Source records
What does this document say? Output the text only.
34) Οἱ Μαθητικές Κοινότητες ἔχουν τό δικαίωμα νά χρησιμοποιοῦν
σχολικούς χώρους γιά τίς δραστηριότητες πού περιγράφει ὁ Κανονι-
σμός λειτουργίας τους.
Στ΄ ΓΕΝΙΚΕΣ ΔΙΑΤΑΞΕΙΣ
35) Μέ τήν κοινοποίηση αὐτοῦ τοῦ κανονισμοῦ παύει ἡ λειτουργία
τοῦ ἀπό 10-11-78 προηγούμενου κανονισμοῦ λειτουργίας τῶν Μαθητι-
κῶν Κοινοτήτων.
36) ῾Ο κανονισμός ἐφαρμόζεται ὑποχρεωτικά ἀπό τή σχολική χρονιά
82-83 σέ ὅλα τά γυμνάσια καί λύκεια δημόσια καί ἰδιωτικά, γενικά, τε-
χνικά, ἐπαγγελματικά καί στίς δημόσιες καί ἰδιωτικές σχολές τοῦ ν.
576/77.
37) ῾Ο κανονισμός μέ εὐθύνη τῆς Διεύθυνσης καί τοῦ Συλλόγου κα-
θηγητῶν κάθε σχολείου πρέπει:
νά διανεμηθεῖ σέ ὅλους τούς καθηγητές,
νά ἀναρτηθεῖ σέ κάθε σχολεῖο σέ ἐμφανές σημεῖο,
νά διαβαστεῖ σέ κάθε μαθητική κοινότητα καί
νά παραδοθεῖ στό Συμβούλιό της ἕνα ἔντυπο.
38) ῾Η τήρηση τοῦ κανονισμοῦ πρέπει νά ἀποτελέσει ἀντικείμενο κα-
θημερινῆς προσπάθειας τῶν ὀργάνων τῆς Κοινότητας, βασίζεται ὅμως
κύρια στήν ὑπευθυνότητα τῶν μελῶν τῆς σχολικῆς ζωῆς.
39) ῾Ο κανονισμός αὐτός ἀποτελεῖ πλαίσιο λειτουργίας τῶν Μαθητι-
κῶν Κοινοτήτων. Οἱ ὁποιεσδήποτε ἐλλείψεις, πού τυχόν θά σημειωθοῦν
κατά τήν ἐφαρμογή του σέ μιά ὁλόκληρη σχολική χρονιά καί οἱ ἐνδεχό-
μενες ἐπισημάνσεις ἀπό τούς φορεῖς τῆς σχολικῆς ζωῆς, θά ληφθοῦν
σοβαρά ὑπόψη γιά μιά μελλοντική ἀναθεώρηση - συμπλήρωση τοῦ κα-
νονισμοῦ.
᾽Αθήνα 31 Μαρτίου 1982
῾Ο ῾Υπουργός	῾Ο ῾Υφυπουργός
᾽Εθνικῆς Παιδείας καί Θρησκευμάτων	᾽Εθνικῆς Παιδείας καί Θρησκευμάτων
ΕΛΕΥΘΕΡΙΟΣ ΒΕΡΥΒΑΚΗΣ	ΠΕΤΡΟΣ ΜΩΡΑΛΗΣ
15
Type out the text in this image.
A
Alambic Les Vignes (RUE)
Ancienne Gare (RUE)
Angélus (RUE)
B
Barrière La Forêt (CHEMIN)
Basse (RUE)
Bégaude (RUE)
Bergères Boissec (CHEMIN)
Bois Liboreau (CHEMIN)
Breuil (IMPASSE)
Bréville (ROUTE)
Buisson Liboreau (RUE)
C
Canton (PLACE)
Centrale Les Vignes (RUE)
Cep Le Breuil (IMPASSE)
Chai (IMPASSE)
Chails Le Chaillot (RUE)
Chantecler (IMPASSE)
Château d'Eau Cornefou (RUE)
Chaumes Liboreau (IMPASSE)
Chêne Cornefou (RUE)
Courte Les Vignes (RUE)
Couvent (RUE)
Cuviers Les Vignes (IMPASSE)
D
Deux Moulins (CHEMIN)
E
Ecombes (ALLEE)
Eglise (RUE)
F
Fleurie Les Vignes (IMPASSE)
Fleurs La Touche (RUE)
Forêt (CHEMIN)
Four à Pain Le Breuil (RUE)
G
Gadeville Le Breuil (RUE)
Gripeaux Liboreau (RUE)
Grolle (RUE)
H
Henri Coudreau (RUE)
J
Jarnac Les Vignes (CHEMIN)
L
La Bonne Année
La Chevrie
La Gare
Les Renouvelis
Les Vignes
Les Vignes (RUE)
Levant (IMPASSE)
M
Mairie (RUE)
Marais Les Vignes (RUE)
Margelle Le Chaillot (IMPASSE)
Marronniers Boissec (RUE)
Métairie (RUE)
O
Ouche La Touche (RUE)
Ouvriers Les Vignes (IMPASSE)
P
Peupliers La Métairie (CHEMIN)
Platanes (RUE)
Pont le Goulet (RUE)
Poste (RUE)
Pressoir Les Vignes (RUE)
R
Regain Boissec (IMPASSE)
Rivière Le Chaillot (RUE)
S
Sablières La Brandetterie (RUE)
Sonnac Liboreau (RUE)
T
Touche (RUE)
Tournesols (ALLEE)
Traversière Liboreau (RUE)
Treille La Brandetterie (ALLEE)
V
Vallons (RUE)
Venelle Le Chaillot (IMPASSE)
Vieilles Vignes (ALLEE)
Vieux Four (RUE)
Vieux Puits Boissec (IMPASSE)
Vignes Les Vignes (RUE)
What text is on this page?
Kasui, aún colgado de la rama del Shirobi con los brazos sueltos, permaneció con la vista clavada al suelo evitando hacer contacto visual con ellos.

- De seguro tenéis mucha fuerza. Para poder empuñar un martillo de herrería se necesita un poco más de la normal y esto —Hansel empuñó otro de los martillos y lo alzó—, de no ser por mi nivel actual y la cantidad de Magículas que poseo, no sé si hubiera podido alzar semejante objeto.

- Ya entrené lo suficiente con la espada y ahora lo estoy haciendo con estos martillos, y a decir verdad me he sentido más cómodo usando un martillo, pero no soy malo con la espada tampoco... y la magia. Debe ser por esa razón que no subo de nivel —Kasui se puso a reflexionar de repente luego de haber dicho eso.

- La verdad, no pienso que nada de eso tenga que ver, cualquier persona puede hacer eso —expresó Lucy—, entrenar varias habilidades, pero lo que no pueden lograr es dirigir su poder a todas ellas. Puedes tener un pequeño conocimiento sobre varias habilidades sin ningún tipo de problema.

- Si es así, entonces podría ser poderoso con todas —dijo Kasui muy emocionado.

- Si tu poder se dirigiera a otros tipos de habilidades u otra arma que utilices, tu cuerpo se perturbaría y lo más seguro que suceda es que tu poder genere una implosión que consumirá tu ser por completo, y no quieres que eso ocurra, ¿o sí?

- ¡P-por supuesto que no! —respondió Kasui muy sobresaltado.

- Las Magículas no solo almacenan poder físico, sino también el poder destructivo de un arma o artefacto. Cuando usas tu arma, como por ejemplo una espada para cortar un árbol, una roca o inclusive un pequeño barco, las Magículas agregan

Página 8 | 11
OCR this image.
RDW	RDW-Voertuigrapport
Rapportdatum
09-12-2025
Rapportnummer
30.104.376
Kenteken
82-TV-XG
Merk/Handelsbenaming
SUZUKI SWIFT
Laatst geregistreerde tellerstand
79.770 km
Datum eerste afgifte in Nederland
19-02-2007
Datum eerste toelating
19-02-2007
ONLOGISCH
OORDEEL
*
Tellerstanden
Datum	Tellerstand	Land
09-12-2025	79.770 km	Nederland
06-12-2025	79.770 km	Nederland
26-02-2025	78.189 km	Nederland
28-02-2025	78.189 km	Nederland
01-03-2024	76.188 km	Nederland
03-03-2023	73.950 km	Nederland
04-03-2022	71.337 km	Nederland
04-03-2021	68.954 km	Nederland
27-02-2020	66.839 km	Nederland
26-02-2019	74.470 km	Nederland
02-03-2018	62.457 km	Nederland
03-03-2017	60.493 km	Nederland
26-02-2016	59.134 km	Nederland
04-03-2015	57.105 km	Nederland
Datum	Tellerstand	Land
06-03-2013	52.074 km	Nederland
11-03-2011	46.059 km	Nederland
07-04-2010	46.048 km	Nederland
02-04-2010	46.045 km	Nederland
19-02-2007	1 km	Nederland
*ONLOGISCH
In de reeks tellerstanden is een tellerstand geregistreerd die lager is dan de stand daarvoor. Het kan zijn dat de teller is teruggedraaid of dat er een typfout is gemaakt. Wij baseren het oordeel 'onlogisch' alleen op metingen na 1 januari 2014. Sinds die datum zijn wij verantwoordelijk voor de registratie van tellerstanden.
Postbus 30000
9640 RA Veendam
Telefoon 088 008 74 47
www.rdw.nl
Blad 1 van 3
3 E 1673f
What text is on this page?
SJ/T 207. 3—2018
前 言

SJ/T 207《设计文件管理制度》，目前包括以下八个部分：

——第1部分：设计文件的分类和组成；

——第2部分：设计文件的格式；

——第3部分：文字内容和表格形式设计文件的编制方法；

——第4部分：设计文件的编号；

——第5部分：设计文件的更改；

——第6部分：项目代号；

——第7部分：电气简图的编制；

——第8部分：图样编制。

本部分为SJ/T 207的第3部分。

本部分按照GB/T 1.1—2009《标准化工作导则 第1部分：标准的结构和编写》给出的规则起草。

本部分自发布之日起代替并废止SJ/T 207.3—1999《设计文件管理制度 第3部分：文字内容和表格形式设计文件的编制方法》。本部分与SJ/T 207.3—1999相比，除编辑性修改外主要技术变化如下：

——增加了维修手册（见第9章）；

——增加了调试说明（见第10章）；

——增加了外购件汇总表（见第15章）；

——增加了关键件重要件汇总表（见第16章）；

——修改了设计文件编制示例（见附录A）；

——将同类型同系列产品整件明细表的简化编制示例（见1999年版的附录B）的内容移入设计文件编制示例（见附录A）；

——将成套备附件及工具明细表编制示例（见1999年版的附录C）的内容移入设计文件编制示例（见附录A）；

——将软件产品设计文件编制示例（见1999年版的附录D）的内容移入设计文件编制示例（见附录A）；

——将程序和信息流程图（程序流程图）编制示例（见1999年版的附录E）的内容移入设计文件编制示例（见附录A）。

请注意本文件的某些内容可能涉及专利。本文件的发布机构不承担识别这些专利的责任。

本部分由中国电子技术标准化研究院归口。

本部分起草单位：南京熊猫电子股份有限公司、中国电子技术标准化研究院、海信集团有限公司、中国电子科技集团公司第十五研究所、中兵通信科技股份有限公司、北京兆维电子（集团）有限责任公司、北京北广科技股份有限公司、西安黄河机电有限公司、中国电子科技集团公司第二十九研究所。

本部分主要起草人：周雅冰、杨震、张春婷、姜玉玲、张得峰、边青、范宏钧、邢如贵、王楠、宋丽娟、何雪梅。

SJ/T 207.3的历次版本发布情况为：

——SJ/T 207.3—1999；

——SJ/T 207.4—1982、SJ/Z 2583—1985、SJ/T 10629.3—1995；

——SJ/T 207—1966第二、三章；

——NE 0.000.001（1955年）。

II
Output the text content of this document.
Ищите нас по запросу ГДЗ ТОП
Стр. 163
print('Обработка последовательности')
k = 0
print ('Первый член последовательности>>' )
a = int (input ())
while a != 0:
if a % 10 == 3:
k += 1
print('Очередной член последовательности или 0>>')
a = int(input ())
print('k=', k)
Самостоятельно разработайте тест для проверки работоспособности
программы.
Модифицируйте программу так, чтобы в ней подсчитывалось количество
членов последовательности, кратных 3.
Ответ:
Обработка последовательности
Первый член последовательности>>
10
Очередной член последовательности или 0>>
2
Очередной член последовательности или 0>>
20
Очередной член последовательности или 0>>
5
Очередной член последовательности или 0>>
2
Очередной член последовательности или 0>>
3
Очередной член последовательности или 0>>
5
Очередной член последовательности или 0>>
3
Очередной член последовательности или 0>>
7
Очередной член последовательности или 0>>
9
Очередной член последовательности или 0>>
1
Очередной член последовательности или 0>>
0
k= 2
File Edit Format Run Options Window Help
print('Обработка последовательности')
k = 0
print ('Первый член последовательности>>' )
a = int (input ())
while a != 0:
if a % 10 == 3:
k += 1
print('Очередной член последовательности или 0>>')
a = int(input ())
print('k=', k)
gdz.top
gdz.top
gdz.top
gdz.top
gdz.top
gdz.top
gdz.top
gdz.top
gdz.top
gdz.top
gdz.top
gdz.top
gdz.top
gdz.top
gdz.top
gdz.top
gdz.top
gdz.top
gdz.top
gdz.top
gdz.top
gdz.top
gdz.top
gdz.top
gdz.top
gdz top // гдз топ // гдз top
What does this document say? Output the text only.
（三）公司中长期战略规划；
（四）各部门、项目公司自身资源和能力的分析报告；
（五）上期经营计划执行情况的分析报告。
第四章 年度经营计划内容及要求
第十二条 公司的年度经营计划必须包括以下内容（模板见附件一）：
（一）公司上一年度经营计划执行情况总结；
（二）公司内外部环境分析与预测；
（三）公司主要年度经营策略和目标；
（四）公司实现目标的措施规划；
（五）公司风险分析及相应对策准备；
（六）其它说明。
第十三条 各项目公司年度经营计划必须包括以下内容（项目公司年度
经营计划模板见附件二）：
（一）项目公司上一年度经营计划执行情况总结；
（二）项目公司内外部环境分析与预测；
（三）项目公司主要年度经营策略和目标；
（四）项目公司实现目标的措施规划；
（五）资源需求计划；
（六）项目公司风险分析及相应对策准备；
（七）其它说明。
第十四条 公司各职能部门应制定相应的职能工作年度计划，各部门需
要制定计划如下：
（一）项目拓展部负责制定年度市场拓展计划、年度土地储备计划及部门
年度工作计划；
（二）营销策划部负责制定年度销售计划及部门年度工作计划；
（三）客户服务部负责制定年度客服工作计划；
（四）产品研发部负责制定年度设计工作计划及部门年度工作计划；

=== EXERCISE TASK ===
Which lines of the material contain the string "ζωῆς"? List each of them.

=== EXERCISE SOLUTION ===
κύρια στήν ὑπευθυνότητα τῶν μελῶν τῆς σχολικῆς ζωῆς.
μενες ἐπισημάνσεις ἀπό τούς φορεῖς τῆς σχολικῆς ζωῆς, θά ληφθοῦν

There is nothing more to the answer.